• _PROBLEM_: Wherever a line below holds the word "Convert", copy that line.

#### SUPPLIED RECORDS

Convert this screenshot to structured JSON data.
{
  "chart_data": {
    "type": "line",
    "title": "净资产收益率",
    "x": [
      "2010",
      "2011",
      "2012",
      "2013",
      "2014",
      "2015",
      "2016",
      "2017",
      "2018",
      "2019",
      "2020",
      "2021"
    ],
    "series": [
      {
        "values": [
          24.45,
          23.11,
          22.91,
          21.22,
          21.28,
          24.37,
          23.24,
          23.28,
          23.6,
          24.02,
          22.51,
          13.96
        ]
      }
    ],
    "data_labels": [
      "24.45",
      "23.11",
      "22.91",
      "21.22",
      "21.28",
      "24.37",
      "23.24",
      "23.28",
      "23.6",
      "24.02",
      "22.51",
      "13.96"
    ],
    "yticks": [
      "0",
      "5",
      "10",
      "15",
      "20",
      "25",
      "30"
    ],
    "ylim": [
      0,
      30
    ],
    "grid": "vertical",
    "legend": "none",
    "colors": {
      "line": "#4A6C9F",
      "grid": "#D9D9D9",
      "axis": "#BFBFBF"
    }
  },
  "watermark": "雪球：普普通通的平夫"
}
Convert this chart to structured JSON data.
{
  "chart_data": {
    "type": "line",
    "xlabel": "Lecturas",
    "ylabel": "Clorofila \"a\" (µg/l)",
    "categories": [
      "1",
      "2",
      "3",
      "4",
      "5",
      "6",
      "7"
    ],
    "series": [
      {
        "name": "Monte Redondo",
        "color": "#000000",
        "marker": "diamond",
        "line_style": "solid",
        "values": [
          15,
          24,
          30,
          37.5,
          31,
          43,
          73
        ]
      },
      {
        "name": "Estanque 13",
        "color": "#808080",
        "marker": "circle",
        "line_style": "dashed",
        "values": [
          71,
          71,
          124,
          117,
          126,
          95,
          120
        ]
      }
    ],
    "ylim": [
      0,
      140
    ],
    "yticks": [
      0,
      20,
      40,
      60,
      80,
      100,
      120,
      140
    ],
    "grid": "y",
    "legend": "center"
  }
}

########

• _RESULT OF THE TASK_:
Convert this screenshot to structured JSON data.
Convert this chart to structured JSON data.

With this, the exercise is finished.